- TASK:
Select each of the lines below that contains the word "guide", and copy those lines.

Saved entries:
|---|
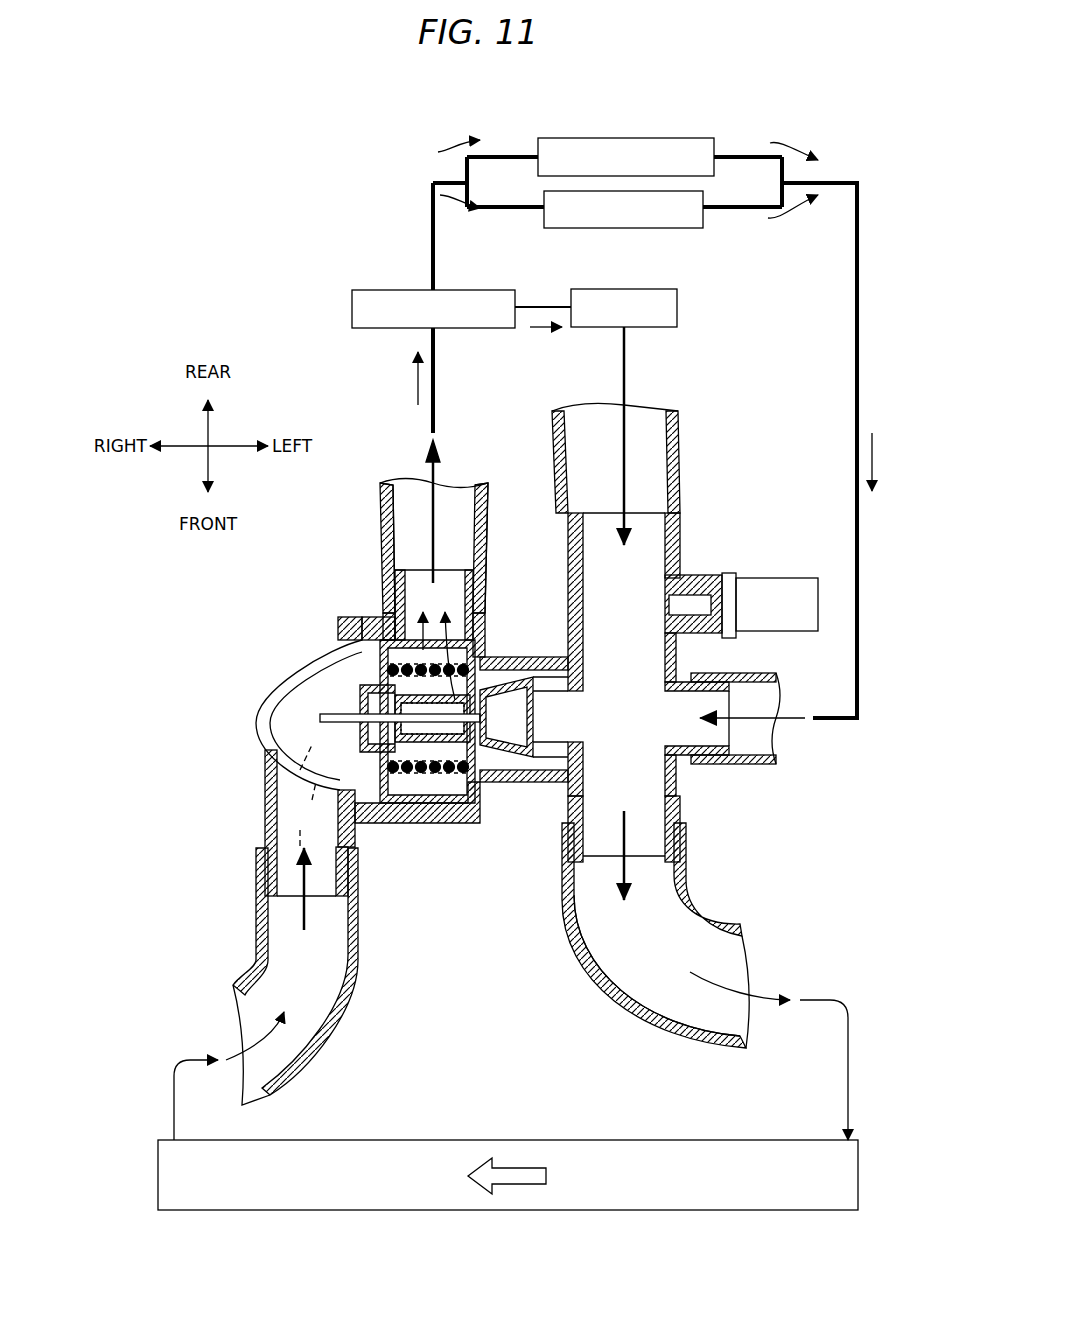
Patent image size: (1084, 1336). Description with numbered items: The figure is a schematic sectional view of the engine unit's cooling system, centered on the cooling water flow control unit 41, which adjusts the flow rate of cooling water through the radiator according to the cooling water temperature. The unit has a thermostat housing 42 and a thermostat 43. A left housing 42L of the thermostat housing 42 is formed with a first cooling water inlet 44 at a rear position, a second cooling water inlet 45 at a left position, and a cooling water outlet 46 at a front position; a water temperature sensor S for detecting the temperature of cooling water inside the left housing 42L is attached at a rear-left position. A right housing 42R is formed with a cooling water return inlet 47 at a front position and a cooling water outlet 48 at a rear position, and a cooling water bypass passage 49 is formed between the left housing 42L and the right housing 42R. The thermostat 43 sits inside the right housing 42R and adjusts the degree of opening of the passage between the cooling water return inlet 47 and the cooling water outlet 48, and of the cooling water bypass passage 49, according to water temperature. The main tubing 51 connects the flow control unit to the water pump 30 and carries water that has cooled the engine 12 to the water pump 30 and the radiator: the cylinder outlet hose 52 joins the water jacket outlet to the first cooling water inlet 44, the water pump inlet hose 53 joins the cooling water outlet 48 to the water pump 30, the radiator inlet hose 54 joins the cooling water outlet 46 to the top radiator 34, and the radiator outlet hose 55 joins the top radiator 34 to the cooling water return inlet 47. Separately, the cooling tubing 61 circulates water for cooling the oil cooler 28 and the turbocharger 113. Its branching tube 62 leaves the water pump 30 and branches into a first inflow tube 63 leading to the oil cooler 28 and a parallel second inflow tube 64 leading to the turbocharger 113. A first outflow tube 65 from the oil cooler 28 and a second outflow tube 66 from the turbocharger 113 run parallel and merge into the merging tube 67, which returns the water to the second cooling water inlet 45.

The turbocharger 113 is at (600, 138).
The oil cooler 28 is at (600, 230).
The water pump 30 is at (352, 307).
The engine 12 is at (677, 310).
The cooling tubing 61 is at (840, 145).
The branching tube 62 is at (433, 218).
The first inflow tube 63 is at (520, 210).
The second inflow tube 64 is at (520, 152).
The first outflow tube 65 is at (725, 210).
The second outflow tube 66 is at (725, 148).
The merging tube 67 is at (857, 365).
The top radiator 34 is at (418, 1140).
The cooling water flow control unit 41 is at (400, 666).
The thermostat housing 42 is at (510, 560).
The left housing 42L is at (570, 600).
The right housing 42R is at (513, 657).
The thermostat 43 is at (322, 700).
The first cooling water inlet 44 is at (668, 637).
The second cooling water inlet 45 is at (735, 756).
The cooling water outlet 46 is at (680, 856).
The cooling water return inlet 47 is at (272, 896).
The cooling water outlet 48 is at (405, 572).
The cooling water bypass passage 49 is at (545, 680).
The main tubing 51 is at (582, 1008).
The cylinder outlet hose 52 is at (668, 436).
The water pump inlet hose 53 is at (383, 490).
The radiator inlet hose 54 is at (575, 958).
The radiator outlet hose 55 is at (358, 948).
The water temperature sensor S is at (812, 578).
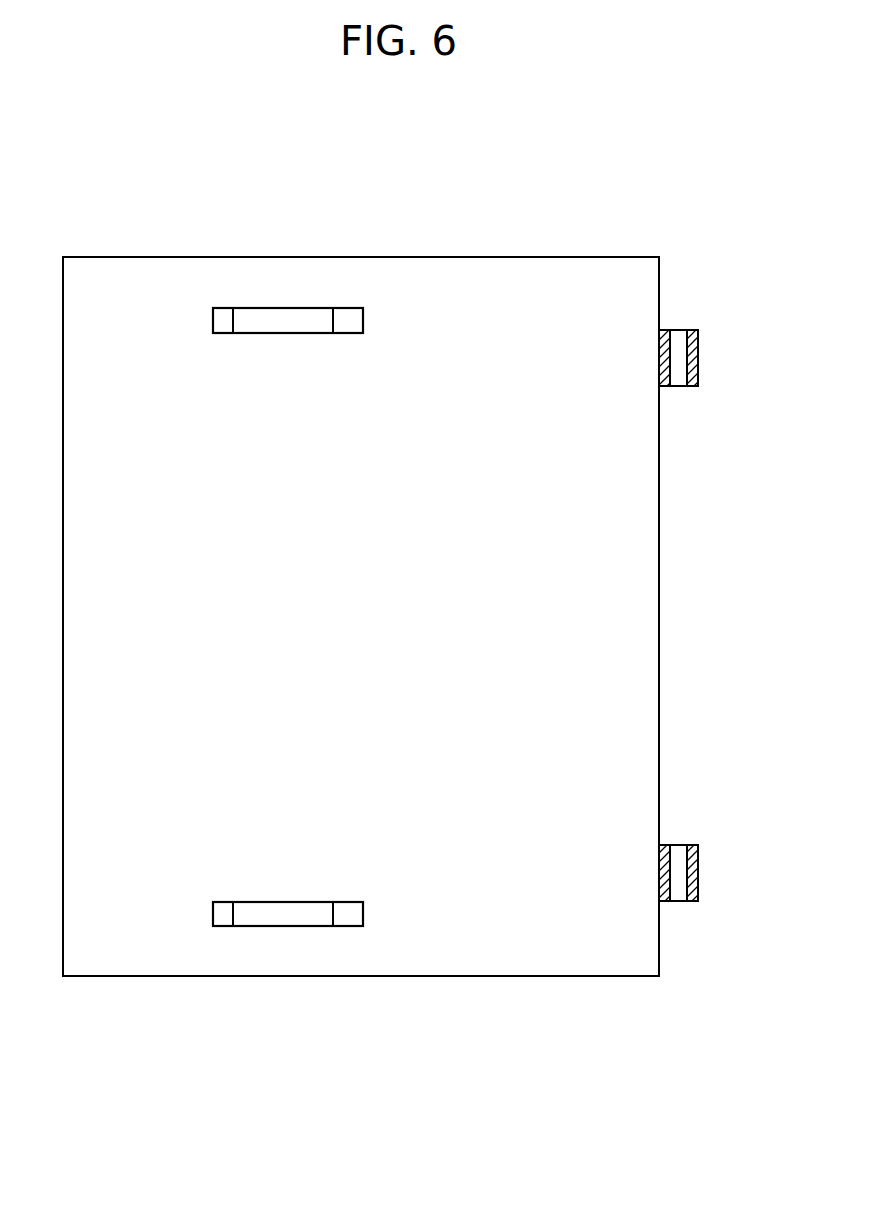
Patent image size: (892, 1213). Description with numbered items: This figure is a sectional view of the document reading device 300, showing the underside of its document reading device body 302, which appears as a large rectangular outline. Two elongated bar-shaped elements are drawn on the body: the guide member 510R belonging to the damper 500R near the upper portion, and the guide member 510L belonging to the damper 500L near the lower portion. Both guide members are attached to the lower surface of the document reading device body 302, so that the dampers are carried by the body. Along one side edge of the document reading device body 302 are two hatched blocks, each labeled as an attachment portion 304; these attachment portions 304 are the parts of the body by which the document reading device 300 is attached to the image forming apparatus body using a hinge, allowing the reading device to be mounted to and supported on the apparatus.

The document reading device 300 is at (604, 172).
The document reading device body 302 is at (559, 986).
The attachment portions 304 is at (679, 334).
The damper 500R is at (250, 342).
The guide member 510R is at (307, 325).
The damper 500L is at (250, 894).
The guide member 510L is at (307, 912).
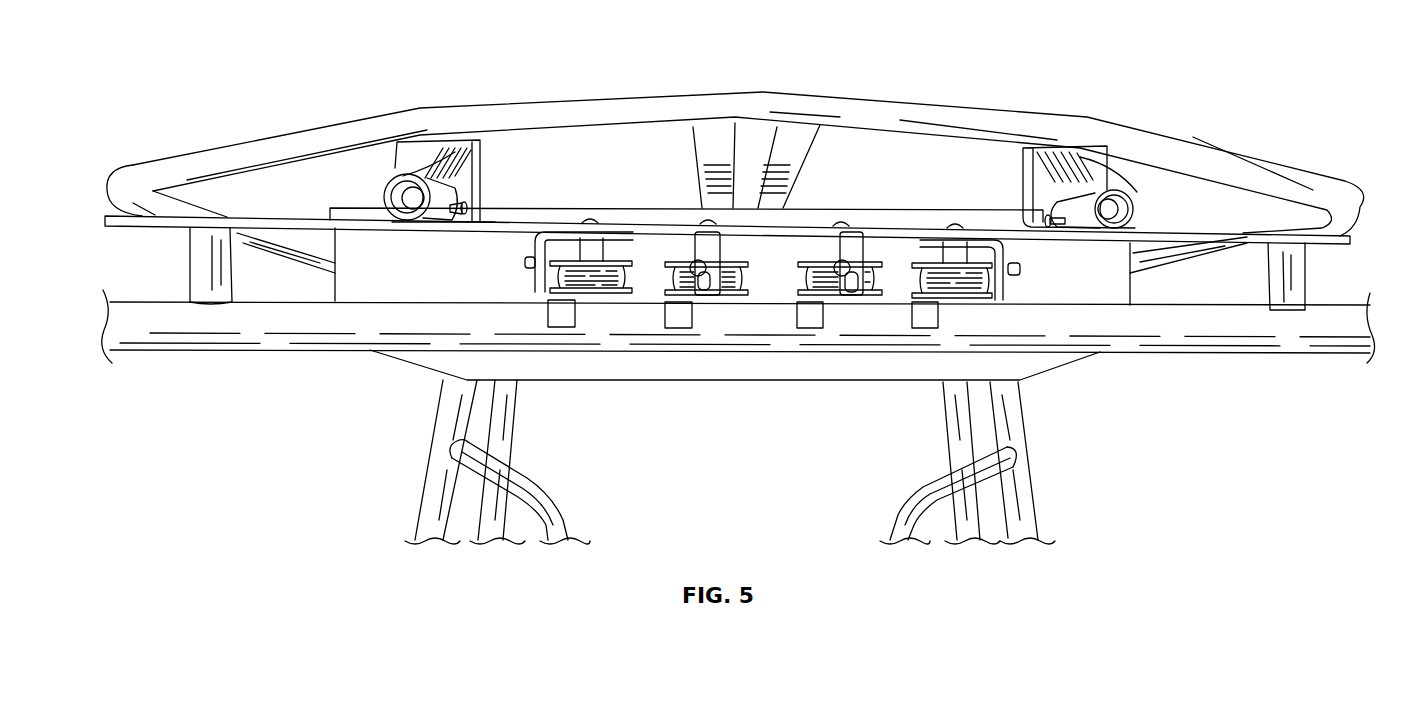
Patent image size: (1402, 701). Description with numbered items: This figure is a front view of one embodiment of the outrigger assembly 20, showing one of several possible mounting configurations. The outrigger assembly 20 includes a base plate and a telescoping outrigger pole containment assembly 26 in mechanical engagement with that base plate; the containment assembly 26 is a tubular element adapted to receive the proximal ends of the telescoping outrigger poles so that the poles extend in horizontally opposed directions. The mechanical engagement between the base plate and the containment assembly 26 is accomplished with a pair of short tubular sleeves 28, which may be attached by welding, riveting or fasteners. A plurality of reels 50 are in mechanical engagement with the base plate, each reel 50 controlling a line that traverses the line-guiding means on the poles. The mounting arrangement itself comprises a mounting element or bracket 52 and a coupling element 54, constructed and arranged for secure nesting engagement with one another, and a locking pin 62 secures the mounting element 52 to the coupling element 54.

The outrigger assembly 20 is at (1180, 373).
The telescoping outrigger pole containment assembly 26 is at (1290, 327).
The short tubular sleeve 28 is at (200, 281).
The reel 50 is at (957, 300).
The mounting element or bracket 52 is at (413, 156).
The coupling element 54 is at (388, 187).
The locking pin 62 is at (463, 213).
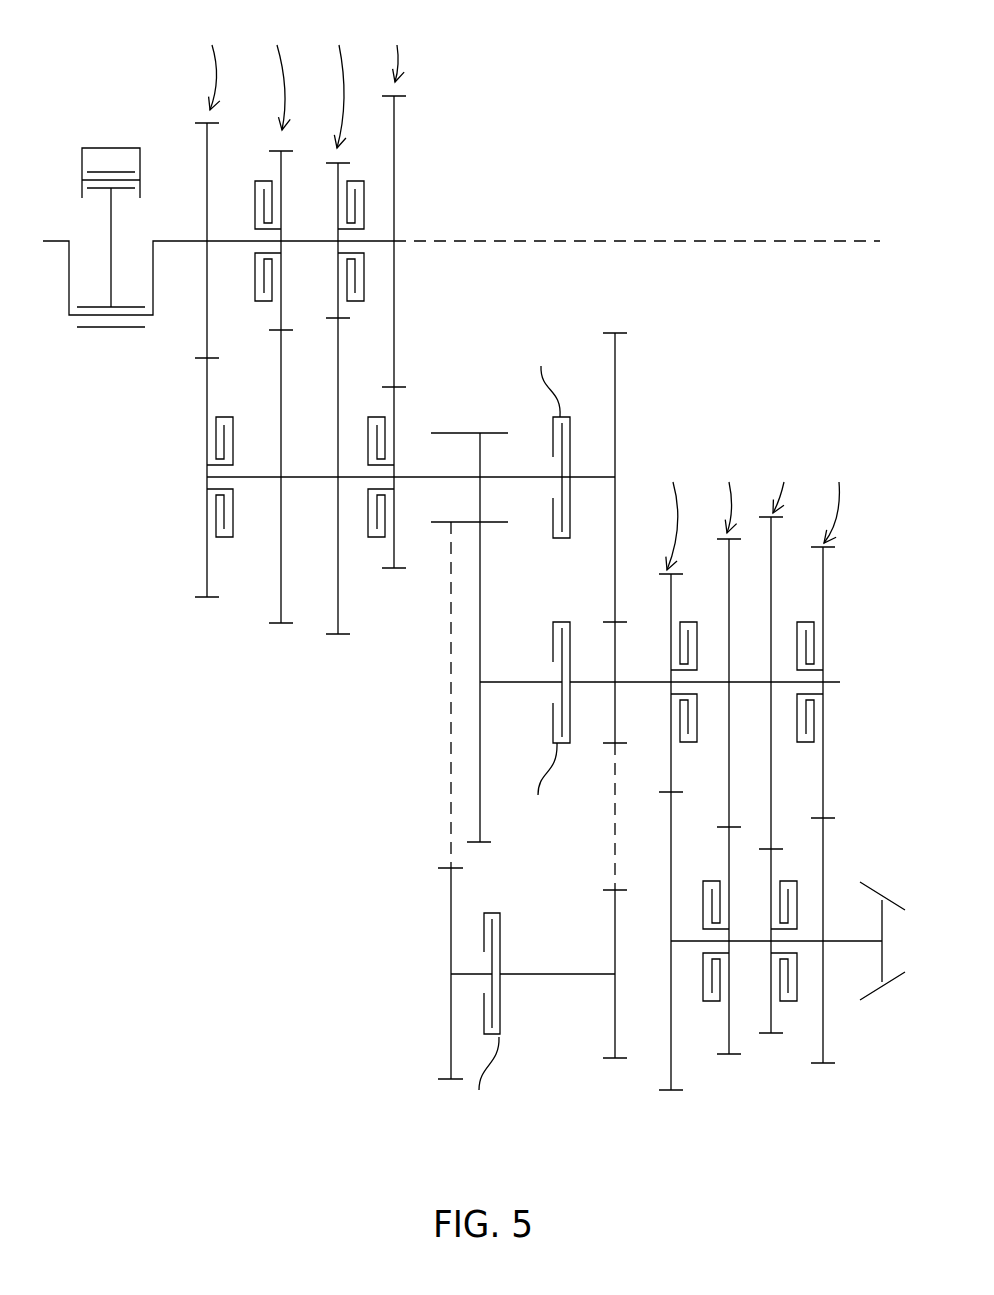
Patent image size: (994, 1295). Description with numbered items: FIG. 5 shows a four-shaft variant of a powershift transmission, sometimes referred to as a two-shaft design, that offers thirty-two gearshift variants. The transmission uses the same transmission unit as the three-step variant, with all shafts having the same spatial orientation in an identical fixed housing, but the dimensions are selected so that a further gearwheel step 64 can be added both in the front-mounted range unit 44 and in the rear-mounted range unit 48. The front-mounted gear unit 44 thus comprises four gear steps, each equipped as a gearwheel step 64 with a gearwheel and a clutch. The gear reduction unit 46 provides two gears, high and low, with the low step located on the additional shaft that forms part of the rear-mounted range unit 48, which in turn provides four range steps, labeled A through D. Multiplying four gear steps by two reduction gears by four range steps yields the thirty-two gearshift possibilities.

The front-mounted gear unit 44 is at (170, 606).
The gear reduction unit 46 is at (380, 795).
The rear-mounted range unit 48 is at (774, 1062).
The gearwheel step 64 is at (413, 297).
|---|
- PROBLEM SOLUTION:
Patent image size: (892, 1213). Description with numbered items: This figure is a sectional view of the document reading device 300, showing the underside of its document reading device body 302, which appears as a large rectangular outline. Two elongated bar-shaped elements are drawn on the body: the guide member 510R belonging to the damper 500R near the upper portion, and the guide member 510L belonging to the damper 500L near the lower portion. Both guide members are attached to the lower surface of the document reading device body 302, so that the dampers are carried by the body. Along one side edge of the document reading device body 302 are two hatched blocks, each labeled as an attachment portion 304; these attachment portions 304 are the parts of the body by which the document reading device 300 is attached to the image forming apparatus body using a hinge, allowing the reading device to be mounted to and supported on the apparatus.
The guide member 510R is at (307, 325).
The guide member 510L is at (307, 912).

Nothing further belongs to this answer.